DATA FOR THIS EXERCISE »
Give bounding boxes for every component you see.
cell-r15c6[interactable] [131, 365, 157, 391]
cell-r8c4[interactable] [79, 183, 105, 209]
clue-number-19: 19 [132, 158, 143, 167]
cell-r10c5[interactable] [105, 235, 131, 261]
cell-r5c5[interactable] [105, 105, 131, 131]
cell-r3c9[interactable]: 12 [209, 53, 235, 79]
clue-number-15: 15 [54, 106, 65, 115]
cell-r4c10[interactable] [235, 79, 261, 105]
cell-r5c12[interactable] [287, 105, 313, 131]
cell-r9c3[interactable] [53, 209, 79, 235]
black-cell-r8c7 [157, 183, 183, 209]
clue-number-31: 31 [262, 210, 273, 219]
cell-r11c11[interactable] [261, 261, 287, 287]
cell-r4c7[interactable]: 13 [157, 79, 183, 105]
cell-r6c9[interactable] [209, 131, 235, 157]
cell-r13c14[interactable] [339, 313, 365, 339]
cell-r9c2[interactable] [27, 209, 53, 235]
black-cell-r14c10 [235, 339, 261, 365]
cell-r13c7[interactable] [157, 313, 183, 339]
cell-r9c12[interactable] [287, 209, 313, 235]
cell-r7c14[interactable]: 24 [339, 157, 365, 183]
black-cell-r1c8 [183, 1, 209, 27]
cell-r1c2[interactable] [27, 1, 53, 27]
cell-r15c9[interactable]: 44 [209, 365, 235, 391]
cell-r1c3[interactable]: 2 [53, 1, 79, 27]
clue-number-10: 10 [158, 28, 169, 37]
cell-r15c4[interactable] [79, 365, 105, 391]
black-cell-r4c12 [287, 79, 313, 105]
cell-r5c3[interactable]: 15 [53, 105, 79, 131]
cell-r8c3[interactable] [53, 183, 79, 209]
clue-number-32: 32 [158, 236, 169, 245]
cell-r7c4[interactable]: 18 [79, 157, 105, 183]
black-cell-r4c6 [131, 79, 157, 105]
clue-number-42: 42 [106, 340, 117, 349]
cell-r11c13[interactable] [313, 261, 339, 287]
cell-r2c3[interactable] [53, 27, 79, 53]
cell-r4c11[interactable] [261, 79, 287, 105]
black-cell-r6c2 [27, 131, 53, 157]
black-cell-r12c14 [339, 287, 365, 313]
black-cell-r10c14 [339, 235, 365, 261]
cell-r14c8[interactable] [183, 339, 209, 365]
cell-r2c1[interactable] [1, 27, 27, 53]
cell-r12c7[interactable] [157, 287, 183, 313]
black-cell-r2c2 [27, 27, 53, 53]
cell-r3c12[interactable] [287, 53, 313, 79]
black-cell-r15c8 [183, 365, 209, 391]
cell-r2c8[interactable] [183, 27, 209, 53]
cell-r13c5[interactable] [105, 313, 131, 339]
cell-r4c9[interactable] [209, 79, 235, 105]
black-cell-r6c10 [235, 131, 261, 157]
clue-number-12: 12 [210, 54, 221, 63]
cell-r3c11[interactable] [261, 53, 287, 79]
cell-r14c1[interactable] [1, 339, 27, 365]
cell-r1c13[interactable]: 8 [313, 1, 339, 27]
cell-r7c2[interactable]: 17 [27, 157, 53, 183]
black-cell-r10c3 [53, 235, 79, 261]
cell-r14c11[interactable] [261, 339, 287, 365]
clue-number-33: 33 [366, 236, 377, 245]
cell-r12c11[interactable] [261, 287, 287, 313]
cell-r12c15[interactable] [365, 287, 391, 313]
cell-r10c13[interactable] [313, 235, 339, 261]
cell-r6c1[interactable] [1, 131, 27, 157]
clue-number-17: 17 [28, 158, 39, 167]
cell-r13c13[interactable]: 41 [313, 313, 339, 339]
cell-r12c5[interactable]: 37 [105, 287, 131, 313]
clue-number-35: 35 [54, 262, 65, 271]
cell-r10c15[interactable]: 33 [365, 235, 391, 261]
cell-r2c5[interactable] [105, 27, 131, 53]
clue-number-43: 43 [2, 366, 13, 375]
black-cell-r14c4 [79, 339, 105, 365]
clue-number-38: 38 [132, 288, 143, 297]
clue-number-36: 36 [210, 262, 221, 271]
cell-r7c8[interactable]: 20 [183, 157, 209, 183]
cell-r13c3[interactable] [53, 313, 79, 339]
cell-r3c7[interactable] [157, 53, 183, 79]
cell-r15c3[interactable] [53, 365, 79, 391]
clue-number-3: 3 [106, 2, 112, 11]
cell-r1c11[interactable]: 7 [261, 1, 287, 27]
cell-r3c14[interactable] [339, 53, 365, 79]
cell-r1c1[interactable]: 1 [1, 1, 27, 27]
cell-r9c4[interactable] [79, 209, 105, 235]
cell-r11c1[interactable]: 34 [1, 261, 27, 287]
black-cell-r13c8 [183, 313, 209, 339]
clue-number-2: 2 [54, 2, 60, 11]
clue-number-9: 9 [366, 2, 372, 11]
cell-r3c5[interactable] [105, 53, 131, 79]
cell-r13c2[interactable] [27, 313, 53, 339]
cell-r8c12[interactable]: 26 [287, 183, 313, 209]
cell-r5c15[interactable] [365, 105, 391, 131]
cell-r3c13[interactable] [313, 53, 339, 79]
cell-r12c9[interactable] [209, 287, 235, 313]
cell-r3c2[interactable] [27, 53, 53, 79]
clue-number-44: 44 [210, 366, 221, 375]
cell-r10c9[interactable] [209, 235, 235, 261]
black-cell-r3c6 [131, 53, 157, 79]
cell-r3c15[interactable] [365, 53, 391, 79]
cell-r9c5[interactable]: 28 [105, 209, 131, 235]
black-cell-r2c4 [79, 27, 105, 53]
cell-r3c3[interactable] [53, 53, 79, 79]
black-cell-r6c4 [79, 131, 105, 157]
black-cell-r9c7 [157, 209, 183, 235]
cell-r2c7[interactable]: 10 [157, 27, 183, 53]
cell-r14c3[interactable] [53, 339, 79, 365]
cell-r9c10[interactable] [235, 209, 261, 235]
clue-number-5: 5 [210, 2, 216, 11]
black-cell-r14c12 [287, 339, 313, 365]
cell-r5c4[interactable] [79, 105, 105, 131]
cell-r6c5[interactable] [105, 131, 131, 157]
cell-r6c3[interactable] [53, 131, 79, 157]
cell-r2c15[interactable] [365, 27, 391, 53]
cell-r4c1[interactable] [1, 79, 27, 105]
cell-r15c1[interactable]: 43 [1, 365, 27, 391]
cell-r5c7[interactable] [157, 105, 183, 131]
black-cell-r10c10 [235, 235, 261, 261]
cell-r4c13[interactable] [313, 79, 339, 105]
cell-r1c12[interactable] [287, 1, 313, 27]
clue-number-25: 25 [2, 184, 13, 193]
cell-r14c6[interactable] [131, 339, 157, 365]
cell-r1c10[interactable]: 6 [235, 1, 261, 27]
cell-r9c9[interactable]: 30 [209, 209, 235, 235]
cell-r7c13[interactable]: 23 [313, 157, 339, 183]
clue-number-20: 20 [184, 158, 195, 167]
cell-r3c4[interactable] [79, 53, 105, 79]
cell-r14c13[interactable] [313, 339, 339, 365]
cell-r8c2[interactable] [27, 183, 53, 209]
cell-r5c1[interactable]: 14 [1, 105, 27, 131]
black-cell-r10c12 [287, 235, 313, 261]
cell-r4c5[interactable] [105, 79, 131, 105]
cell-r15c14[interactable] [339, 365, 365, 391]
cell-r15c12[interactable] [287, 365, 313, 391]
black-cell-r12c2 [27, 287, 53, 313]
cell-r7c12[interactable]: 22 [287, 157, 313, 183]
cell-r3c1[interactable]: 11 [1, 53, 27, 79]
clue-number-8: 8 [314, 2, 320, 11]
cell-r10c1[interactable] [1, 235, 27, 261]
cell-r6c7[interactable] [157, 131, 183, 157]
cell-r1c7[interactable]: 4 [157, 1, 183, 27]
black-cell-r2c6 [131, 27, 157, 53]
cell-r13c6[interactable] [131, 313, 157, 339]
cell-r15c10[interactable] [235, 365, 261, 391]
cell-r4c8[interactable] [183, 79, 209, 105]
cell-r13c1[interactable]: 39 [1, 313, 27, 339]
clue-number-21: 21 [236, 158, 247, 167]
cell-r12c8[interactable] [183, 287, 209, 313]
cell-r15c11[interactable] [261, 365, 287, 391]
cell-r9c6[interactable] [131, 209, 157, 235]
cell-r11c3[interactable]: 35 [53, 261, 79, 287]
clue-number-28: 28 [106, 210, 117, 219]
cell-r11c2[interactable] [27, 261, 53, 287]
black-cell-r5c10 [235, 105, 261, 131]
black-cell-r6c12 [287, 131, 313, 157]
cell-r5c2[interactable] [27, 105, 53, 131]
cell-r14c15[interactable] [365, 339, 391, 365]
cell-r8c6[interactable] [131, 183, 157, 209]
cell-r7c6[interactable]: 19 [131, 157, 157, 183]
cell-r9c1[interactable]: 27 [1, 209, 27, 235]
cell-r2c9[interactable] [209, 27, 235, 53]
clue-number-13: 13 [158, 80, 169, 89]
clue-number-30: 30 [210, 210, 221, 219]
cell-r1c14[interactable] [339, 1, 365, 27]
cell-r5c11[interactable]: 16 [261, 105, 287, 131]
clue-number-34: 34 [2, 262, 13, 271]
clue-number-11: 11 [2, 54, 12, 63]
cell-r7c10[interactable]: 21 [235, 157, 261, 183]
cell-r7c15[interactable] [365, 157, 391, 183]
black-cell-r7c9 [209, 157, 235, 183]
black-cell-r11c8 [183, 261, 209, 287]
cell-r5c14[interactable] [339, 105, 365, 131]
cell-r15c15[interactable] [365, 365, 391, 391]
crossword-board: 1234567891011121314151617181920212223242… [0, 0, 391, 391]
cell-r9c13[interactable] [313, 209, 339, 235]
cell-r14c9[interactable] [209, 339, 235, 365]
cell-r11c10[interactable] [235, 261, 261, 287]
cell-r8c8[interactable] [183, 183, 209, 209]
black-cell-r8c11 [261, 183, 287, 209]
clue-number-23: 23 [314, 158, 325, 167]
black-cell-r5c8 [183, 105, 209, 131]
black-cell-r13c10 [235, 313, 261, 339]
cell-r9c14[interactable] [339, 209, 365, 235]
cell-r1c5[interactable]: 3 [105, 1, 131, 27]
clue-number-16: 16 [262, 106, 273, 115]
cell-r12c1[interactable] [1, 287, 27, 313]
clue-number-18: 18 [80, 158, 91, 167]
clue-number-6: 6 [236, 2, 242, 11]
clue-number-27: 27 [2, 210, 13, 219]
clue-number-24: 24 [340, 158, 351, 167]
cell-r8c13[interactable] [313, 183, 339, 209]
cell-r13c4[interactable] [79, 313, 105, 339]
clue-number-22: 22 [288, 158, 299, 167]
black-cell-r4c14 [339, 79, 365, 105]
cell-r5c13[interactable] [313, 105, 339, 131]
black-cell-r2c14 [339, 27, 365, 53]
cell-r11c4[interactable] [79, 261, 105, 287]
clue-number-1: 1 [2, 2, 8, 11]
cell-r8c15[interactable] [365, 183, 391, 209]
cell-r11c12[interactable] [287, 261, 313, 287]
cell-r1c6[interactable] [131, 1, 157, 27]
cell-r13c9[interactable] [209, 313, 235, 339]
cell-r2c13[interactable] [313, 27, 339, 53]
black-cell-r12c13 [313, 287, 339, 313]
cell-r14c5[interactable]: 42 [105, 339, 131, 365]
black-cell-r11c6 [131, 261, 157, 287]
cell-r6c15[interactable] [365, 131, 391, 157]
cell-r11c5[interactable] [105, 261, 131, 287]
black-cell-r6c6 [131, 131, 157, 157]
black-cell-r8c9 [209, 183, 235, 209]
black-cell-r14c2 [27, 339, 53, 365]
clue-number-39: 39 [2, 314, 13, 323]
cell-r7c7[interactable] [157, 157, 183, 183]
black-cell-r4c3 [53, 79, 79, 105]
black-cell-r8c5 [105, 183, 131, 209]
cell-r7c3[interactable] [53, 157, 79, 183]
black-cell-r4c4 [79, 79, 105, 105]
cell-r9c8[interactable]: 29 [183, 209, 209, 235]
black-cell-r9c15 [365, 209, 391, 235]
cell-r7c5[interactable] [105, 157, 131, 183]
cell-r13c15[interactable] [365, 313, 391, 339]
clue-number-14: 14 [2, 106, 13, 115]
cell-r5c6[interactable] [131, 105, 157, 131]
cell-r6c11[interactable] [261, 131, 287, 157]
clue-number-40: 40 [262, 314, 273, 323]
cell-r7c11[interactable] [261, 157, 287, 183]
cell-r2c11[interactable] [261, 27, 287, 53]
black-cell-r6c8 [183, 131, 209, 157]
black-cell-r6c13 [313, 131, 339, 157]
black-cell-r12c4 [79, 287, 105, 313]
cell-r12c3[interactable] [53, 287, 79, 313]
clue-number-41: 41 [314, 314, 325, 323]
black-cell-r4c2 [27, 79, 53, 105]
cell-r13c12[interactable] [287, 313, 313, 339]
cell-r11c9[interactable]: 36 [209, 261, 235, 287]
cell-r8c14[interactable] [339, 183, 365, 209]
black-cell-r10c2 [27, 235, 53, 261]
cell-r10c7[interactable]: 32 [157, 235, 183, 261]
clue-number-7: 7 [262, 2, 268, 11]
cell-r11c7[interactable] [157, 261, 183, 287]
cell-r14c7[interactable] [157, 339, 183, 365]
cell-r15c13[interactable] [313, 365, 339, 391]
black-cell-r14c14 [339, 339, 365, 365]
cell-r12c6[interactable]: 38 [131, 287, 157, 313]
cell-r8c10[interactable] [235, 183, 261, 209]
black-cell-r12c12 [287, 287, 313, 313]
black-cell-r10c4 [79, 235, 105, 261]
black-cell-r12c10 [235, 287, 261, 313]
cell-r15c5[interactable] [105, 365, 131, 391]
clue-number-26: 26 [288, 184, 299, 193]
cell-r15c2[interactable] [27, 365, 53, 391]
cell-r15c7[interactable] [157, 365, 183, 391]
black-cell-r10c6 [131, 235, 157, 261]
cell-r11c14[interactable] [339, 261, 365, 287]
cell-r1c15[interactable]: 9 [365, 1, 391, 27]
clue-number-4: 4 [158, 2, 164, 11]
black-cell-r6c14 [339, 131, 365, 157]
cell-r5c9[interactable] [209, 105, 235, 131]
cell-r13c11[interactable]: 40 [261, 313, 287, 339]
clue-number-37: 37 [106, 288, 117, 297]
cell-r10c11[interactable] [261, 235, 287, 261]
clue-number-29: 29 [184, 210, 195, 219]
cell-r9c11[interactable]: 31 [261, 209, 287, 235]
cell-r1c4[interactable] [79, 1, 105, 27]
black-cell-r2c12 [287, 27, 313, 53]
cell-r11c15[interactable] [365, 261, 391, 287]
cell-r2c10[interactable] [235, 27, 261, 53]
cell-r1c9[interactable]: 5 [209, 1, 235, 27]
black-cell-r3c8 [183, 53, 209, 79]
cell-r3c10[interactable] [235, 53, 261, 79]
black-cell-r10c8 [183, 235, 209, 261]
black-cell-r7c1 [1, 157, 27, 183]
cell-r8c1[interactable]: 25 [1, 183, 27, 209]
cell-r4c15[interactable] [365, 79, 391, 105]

STATED EXERCISE » State how many lines in the material above contain the string "board", matching case exactly. Give only the number.

RESPONSE TO THE EXERCISE » 1